Set out each line from the following listing that includes the word "Plant".

....................

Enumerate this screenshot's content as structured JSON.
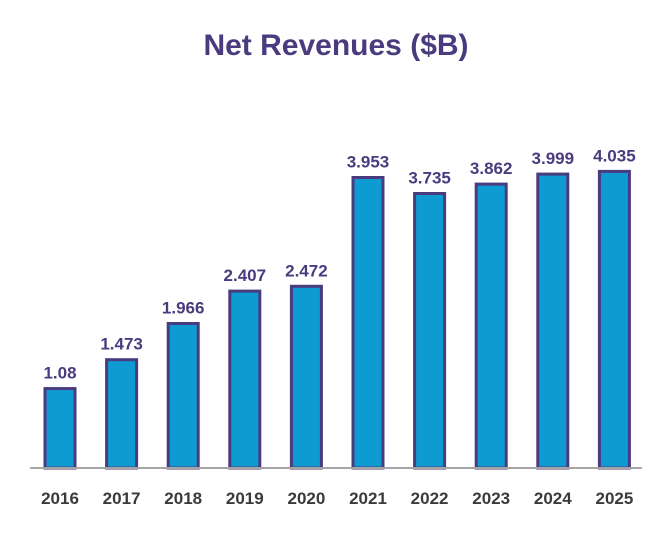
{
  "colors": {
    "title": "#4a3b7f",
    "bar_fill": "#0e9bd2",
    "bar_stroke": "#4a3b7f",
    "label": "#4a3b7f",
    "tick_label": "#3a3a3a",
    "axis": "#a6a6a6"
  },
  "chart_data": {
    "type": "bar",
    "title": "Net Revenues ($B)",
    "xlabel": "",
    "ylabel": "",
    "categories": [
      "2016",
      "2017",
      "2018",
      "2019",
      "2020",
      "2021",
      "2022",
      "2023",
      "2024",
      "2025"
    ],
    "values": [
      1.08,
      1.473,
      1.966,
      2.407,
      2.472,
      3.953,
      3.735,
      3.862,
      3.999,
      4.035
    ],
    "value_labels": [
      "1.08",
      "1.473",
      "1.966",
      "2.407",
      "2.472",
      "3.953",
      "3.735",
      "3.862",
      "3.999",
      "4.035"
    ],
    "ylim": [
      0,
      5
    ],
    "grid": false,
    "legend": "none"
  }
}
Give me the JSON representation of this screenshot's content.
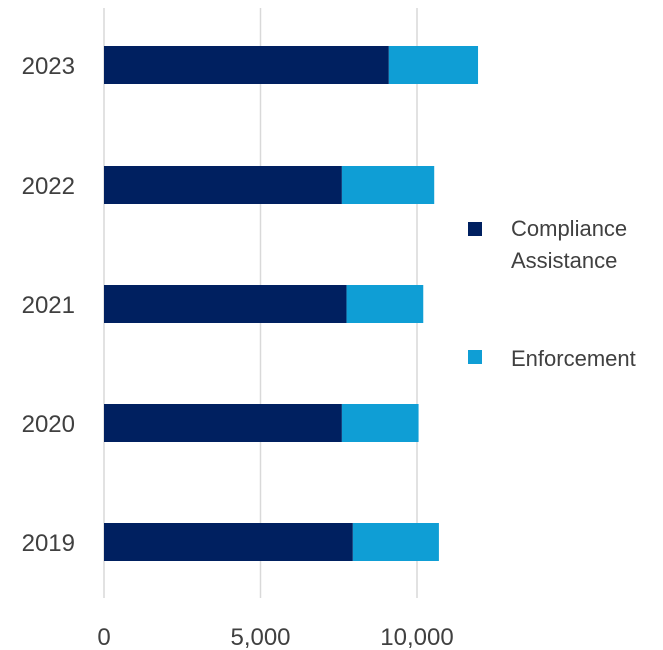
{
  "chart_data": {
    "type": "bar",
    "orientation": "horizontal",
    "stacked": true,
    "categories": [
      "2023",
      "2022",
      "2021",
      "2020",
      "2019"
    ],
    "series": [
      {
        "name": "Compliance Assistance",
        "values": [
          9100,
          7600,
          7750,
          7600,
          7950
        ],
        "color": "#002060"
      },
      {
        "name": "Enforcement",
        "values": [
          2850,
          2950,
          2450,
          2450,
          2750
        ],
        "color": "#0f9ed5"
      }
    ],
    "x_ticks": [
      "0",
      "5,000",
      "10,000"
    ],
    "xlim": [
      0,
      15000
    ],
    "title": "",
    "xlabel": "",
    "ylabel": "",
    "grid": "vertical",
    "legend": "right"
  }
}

....................

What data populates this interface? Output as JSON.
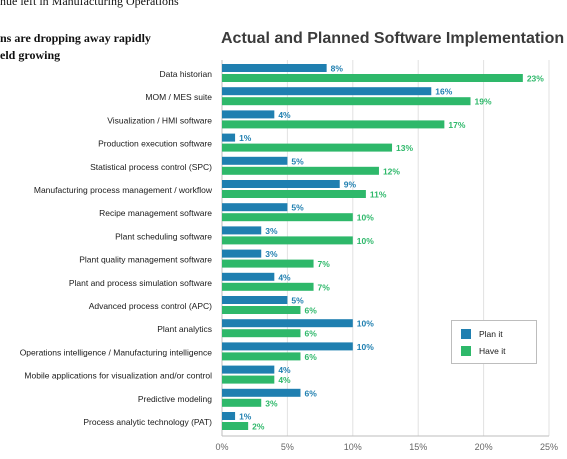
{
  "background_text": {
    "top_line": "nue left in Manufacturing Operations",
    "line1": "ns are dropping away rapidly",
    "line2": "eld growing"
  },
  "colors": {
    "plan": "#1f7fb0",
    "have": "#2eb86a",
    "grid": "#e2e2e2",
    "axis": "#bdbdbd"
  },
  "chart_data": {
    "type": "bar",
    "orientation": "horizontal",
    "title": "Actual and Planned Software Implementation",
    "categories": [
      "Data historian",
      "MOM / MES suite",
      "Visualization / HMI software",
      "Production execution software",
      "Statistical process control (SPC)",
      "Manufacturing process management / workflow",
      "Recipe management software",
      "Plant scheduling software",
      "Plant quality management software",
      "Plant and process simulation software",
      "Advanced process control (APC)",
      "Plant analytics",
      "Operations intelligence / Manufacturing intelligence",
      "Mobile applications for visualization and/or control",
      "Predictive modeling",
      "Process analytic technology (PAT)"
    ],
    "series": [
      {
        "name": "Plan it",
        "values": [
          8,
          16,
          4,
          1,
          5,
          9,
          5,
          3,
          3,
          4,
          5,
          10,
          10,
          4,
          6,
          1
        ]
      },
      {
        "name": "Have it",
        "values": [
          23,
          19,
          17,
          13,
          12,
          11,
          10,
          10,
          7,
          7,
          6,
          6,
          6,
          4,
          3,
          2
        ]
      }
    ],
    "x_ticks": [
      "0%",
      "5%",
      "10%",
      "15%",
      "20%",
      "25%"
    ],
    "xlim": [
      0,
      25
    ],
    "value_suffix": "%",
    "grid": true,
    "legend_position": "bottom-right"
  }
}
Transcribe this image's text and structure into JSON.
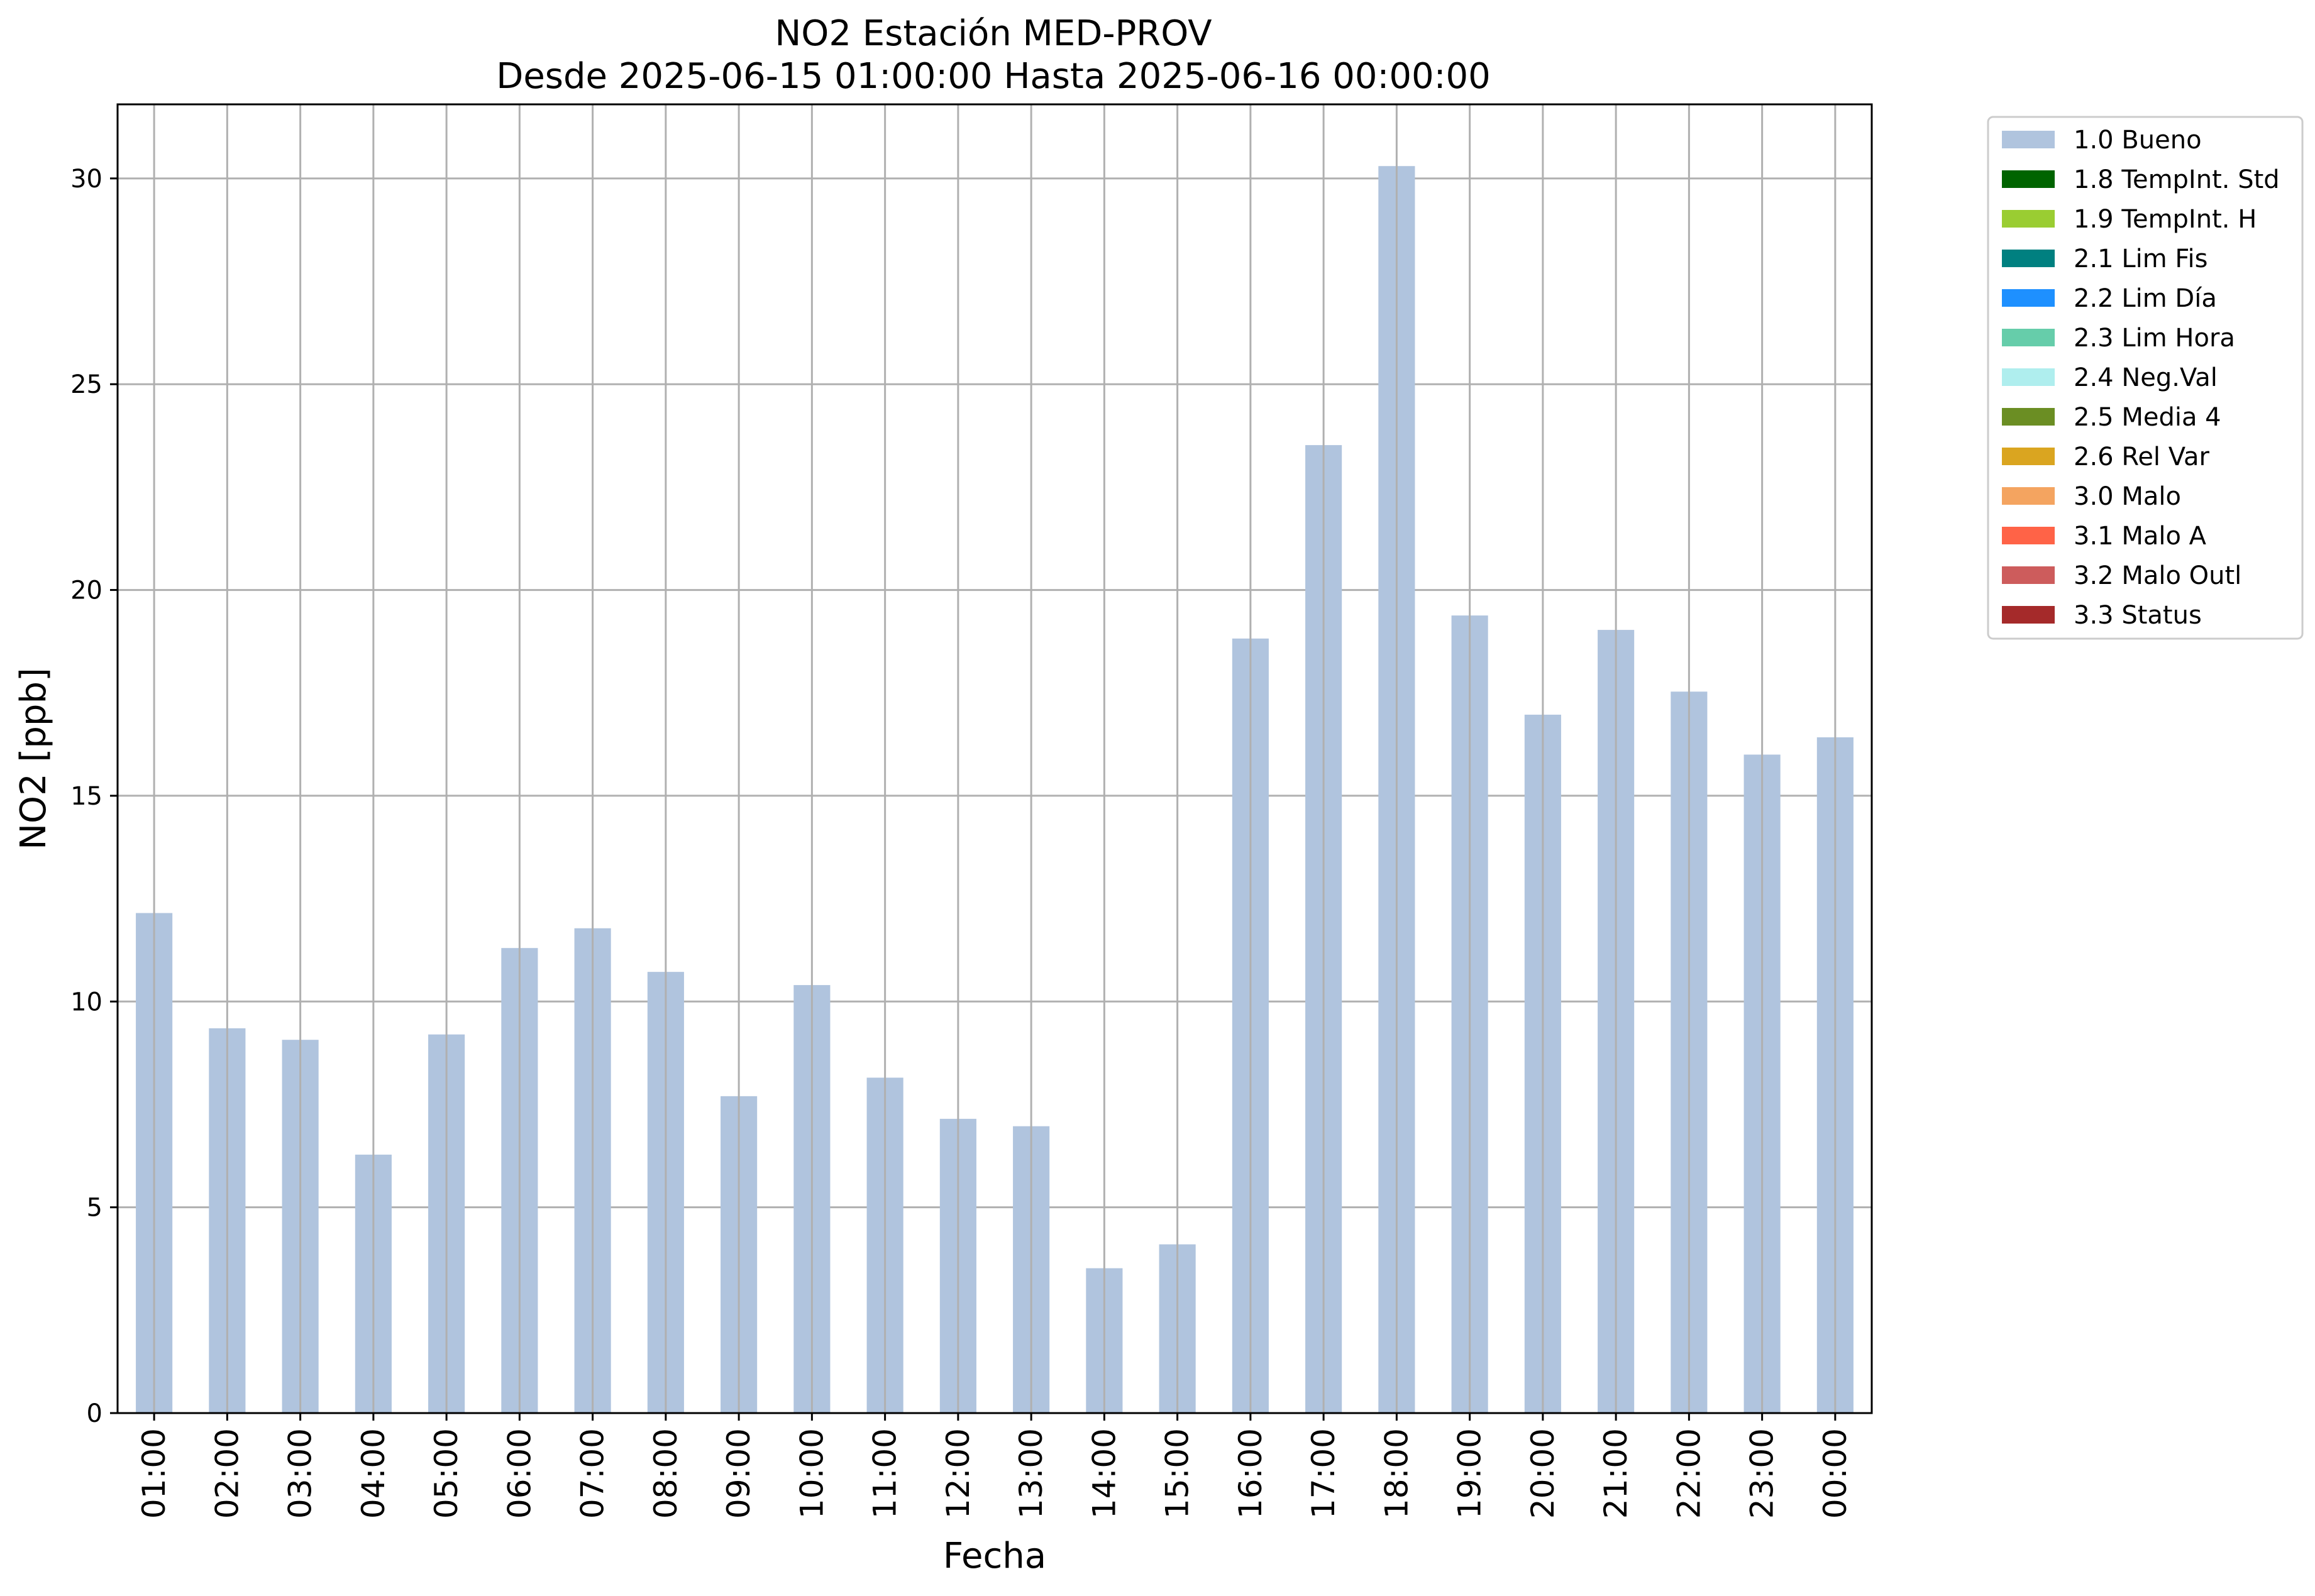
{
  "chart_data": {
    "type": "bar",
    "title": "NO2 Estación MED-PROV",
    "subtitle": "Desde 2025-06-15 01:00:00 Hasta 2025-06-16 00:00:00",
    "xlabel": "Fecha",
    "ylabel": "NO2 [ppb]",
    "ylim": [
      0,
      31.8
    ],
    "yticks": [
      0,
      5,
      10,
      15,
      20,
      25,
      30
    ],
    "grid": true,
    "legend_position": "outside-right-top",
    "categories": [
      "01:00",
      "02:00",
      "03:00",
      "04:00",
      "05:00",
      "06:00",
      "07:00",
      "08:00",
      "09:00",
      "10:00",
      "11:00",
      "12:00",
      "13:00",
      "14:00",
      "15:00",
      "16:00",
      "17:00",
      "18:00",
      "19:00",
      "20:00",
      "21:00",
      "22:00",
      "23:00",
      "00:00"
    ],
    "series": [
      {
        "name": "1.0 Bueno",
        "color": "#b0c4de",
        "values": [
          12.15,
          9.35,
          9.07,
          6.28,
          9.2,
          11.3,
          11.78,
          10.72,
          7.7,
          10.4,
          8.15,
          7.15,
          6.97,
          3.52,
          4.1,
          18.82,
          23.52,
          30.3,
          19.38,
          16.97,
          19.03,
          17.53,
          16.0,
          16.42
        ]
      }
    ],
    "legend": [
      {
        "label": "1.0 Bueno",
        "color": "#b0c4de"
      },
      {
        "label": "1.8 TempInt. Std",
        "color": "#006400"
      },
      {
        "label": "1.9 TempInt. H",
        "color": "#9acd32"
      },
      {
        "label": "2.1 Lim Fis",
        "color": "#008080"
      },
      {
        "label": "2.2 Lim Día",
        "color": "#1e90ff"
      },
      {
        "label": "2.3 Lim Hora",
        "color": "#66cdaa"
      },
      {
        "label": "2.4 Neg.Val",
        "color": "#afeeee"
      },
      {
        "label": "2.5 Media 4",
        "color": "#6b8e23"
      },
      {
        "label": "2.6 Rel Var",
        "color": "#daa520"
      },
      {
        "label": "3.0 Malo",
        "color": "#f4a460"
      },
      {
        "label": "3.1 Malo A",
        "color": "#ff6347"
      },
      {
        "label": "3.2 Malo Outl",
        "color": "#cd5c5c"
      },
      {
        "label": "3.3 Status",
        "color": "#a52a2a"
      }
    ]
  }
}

....................

■ **Final answer**:
      "Plant scheduling software",
      "Plant quality management software",
      "Plant and process simulation software",
      "Plant analytics",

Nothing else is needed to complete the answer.